◆ REQUIRED WORK ◆
Gather all lines containing the string "расположенного" and copy them out.

◆ EXERCISE MATERIALS ◆
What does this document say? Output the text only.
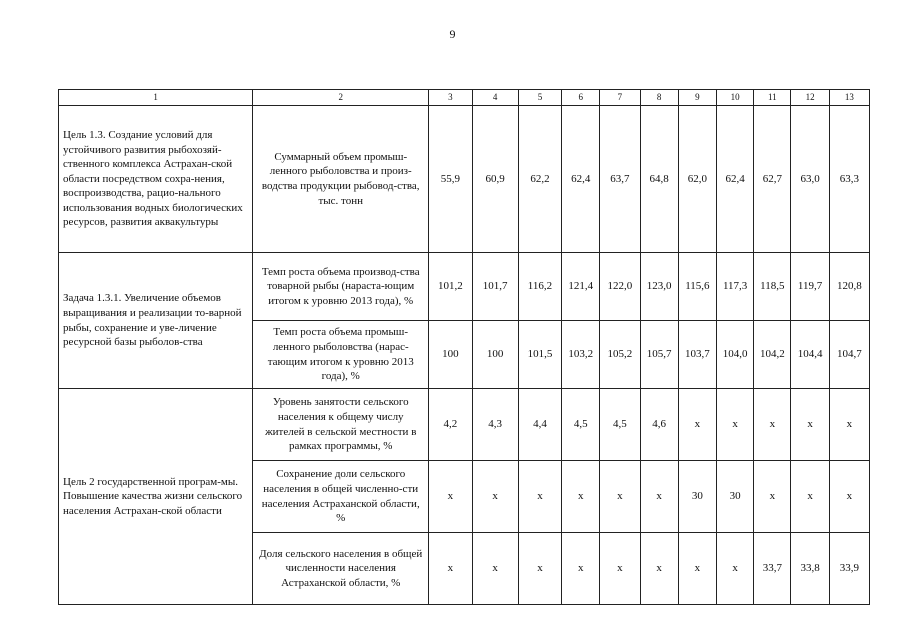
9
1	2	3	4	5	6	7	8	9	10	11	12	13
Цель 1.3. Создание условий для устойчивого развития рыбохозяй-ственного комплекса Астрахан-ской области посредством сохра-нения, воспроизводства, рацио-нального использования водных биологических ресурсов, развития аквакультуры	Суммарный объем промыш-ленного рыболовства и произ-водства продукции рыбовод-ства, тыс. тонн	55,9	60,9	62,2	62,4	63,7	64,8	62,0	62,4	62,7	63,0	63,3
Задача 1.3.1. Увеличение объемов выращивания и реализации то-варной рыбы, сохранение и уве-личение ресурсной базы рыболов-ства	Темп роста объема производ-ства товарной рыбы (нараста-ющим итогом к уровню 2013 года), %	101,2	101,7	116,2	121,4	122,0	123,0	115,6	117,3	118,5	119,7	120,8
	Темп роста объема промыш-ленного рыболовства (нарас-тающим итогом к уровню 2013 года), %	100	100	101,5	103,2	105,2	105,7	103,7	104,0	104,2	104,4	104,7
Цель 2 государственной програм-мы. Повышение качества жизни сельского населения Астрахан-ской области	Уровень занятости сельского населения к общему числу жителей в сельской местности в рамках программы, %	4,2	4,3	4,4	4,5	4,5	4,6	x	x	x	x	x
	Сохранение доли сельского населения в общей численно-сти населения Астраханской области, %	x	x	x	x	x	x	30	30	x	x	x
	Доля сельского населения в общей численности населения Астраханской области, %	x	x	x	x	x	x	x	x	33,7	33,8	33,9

==

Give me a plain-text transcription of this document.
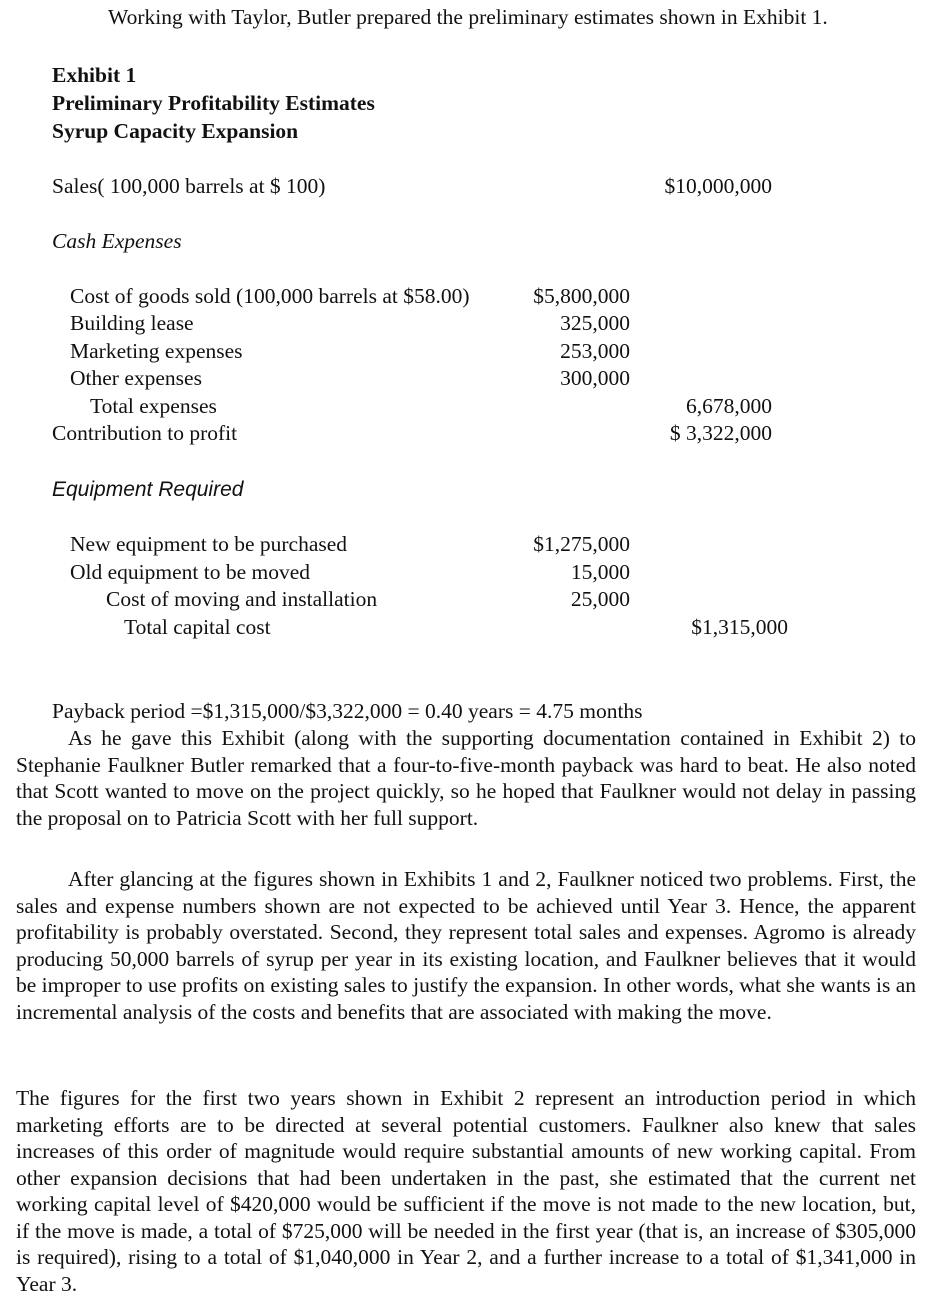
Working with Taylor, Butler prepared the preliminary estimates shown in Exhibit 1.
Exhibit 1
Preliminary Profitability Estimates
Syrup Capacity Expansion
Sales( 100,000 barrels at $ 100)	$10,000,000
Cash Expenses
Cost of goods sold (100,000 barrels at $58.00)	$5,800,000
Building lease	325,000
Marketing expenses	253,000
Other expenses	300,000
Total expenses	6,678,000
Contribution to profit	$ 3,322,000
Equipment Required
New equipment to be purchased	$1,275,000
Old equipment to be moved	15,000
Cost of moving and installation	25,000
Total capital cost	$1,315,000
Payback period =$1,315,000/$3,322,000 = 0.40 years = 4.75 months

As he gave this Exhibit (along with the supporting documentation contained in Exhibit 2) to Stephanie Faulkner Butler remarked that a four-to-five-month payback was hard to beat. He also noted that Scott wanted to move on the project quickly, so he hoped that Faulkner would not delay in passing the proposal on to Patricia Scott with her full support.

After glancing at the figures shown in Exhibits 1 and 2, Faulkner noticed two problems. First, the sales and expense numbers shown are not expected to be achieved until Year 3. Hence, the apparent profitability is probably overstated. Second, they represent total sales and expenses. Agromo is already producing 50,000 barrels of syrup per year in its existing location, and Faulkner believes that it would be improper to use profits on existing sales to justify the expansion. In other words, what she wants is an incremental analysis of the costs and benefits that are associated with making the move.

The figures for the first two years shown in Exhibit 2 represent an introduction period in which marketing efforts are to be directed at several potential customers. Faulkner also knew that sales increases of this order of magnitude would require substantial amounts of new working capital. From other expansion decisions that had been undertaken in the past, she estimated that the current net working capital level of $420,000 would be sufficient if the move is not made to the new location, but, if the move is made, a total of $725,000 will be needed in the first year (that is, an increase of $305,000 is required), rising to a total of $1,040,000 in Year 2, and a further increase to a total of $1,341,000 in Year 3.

* * *

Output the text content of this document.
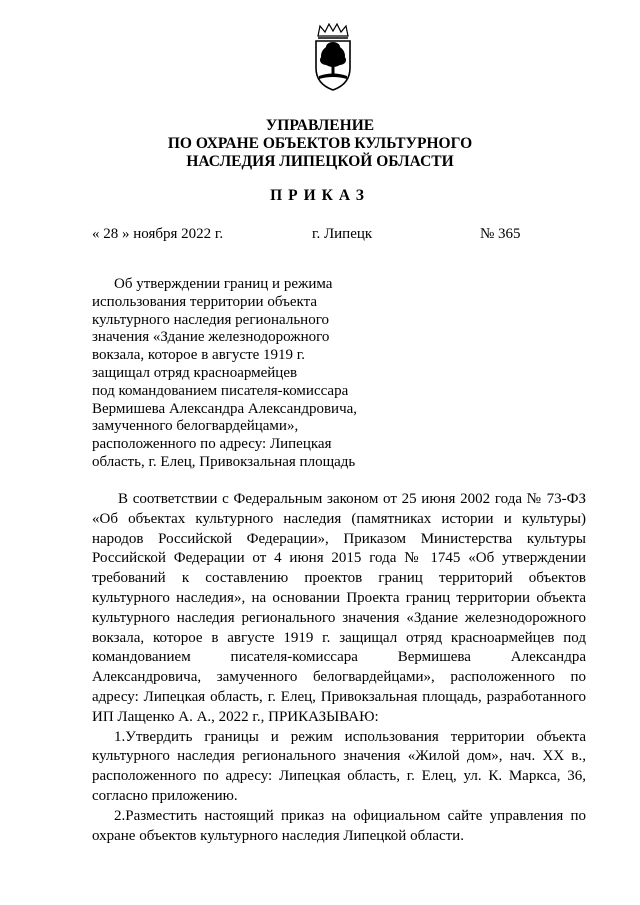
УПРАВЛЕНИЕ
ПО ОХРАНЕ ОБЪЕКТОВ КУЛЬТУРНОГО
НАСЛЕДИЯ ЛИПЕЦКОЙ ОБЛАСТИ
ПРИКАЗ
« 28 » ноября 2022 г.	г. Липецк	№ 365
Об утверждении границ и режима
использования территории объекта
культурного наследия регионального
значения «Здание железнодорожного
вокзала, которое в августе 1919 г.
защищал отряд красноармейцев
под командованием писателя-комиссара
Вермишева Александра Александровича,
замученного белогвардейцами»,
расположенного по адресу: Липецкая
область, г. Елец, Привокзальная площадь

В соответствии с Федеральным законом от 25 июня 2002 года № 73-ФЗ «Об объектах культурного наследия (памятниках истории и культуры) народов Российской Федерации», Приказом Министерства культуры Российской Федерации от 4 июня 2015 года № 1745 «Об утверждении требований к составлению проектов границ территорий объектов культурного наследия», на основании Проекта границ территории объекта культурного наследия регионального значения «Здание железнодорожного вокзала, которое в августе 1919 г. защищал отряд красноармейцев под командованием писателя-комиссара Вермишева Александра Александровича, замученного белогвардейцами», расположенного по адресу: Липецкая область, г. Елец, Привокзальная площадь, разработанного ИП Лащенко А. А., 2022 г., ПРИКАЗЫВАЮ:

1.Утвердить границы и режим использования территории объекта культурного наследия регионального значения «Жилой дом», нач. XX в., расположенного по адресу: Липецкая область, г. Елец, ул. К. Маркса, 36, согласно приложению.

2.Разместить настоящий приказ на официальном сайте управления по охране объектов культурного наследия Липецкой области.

◆ FULL RESPONSE ◆
расположенного по адресу: Липецкая
В соответствии с Федеральным законом от 25 июня 2002 года № 73-ФЗ «Об объектах культурного наследия (памятниках истории и культуры) народов Российской Федерации», Приказом Министерства культуры Российской Федерации от 4 июня 2015 года № 1745 «Об утверждении требований к составлению проектов границ территорий объектов культурного наследия», на основании Проекта границ территории объекта культурного наследия регионального значения «Здание железнодорожного вокзала, которое в августе 1919 г. защищал отряд красноармейцев под командованием писателя-комиссара Вермишева Александра Александровича, замученного белогвардейцами», расположенного по адресу: Липецкая область, г. Елец, Привокзальная площадь, разработанного ИП Лащенко А. А., 2022 г., ПРИКАЗЫВАЮ:
1.Утвердить границы и режим использования территории объекта культурного наследия регионального значения «Жилой дом», нач. XX в., расположенного по адресу: Липецкая область, г. Елец, ул. К. Маркса, 36, согласно приложению.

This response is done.